:: YOUR TASK ::
Output each entry exactly; skip nothing.

:: THE INPUT ::
_ _ _ _ _

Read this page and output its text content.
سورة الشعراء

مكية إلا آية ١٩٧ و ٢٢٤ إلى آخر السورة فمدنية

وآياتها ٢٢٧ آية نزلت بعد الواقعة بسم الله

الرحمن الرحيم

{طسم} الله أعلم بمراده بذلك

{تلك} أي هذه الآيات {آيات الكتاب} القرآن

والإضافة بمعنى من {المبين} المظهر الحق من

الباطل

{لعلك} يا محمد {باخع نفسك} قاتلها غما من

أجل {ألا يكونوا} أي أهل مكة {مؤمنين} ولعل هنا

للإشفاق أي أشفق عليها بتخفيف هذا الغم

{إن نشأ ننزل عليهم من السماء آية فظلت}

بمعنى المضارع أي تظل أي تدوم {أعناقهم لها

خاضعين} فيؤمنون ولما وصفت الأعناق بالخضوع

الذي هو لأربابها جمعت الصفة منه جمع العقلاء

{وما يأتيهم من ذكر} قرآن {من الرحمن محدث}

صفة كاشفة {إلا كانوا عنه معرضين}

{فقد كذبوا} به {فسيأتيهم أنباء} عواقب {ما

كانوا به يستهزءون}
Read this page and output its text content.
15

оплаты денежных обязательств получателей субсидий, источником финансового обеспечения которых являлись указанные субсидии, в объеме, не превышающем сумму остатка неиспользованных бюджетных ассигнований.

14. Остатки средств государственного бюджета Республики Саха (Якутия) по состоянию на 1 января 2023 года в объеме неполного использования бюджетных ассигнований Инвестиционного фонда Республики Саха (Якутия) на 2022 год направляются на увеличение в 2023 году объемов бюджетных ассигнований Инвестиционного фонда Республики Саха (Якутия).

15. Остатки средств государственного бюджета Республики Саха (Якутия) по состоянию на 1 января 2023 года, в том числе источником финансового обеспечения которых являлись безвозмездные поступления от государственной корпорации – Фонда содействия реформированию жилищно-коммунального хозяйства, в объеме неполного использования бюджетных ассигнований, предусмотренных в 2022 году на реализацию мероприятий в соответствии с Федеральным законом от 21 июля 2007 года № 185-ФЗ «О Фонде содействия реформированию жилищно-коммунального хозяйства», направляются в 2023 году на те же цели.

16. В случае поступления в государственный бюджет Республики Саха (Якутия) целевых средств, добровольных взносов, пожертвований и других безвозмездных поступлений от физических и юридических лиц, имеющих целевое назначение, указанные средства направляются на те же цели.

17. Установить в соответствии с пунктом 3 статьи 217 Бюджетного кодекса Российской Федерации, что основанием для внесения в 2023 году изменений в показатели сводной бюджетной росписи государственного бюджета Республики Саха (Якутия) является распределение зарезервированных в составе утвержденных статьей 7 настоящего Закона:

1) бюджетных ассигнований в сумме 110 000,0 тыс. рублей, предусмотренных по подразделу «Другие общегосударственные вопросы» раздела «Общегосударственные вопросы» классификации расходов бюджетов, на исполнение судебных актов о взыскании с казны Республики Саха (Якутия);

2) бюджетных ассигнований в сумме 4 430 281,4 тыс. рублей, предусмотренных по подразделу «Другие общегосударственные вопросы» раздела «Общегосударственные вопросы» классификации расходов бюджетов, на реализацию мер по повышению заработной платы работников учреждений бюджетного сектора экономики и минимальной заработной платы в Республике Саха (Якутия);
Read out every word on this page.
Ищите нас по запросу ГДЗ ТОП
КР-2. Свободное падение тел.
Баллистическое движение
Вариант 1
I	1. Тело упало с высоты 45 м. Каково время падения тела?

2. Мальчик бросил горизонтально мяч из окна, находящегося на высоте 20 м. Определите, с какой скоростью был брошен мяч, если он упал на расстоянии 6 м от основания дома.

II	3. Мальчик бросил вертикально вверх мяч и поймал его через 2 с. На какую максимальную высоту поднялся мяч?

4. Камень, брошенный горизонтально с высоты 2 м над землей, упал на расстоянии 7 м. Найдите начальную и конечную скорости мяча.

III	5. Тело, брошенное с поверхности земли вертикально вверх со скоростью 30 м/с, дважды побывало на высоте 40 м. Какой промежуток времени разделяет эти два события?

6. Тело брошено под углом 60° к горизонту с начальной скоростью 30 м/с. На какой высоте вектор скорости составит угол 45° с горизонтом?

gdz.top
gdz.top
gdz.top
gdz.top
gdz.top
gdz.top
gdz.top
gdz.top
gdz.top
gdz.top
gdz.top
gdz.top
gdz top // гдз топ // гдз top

_ _ _ _ _

:: ANSWER TO THIS TASK ::
Read this page and output its text content.
سورة الشعراء

مكية إلا آية ١٩٧ و ٢٢٤ إلى آخر السورة فمدنية

وآياتها ٢٢٧ آية نزلت بعد الواقعة بسم الله

الرحمن الرحيم

{طسم} الله أعلم بمراده بذلك

{تلك} أي هذه الآيات {آيات الكتاب} القرآن

والإضافة بمعنى من {المبين} المظهر الحق من

الباطل

{لعلك} يا محمد {باخع نفسك} قاتلها غما من

أجل {ألا يكونوا} أي أهل مكة {مؤمنين} ولعل هنا

للإشفاق أي أشفق عليها بتخفيف هذا الغم

{إن نشأ ننزل عليهم من السماء آية فظلت}

بمعنى المضارع أي تظل أي تدوم {أعناقهم لها

خاضعين} فيؤمنون ولما وصفت الأعناق بالخضوع

الذي هو لأربابها جمعت الصفة منه جمع العقلاء

{وما يأتيهم من ذكر} قرآن {من الرحمن محدث}

صفة كاشفة {إلا كانوا عنه معرضين}

{فقد كذبوا} به {فسيأتيهم أنباء} عواقب {ما

كانوا به يستهزءون}
Read this page and output its text content.
15

оплаты денежных обязательств получателей субсидий, источником финансового обеспечения которых являлись указанные субсидии, в объеме, не превышающем сумму остатка неиспользованных бюджетных ассигнований.

14. Остатки средств государственного бюджета Республики Саха (Якутия) по состоянию на 1 января 2023 года в объеме неполного использования бюджетных ассигнований Инвестиционного фонда Республики Саха (Якутия) на 2022 год направляются на увеличение в 2023 году объемов бюджетных ассигнований Инвестиционного фонда Республики Саха (Якутия).

15. Остатки средств государственного бюджета Республики Саха (Якутия) по состоянию на 1 января 2023 года, в том числе источником финансового обеспечения которых являлись безвозмездные поступления от государственной корпорации – Фонда содействия реформированию жилищно-коммунального хозяйства, в объеме неполного использования бюджетных ассигнований, предусмотренных в 2022 году на реализацию мероприятий в соответствии с Федеральным законом от 21 июля 2007 года № 185-ФЗ «О Фонде содействия реформированию жилищно-коммунального хозяйства», направляются в 2023 году на те же цели.

16. В случае поступления в государственный бюджет Республики Саха (Якутия) целевых средств, добровольных взносов, пожертвований и других безвозмездных поступлений от физических и юридических лиц, имеющих целевое назначение, указанные средства направляются на те же цели.

17. Установить в соответствии с пунктом 3 статьи 217 Бюджетного кодекса Российской Федерации, что основанием для внесения в 2023 году изменений в показатели сводной бюджетной росписи государственного бюджета Республики Саха (Якутия) является распределение зарезервированных в составе утвержденных статьей 7 настоящего Закона:

1) бюджетных ассигнований в сумме 110 000,0 тыс. рублей, предусмотренных по подразделу «Другие общегосударственные вопросы» раздела «Общегосударственные вопросы» классификации расходов бюджетов, на исполнение судебных актов о взыскании с казны Республики Саха (Якутия);

2) бюджетных ассигнований в сумме 4 430 281,4 тыс. рублей, предусмотренных по подразделу «Другие общегосударственные вопросы» раздела «Общегосударственные вопросы» классификации расходов бюджетов, на реализацию мер по повышению заработной платы работников учреждений бюджетного сектора экономики и минимальной заработной платы в Республике Саха (Якутия);
Read out every word on this page.
Ищите нас по запросу ГДЗ ТОП
КР-2. Свободное падение тел.
Баллистическое движение
Вариант 1
I	1. Тело упало с высоты 45 м. Каково время падения тела?

2. Мальчик бросил горизонтально мяч из окна, находящегося на высоте 20 м. Определите, с какой скоростью был брошен мяч, если он упал на расстоянии 6 м от основания дома.

II	3. Мальчик бросил вертикально вверх мяч и поймал его через 2 с. На какую максимальную высоту поднялся мяч?

4. Камень, брошенный горизонтально с высоты 2 м над землей, упал на расстоянии 7 м. Найдите начальную и конечную скорости мяча.

III	5. Тело, брошенное с поверхности земли вертикально вверх со скоростью 30 м/с, дважды побывало на высоте 40 м. Какой промежуток времени разделяет эти два события?

6. Тело брошено под углом 60° к горизонту с начальной скоростью 30 м/с. На какой высоте вектор скорости составит угол 45° с горизонтом?

gdz.top
gdz.top
gdz.top
gdz.top
gdz.top
gdz.top
gdz.top
gdz.top
gdz.top
gdz.top
gdz.top
gdz.top
gdz top // гдз топ // гдз top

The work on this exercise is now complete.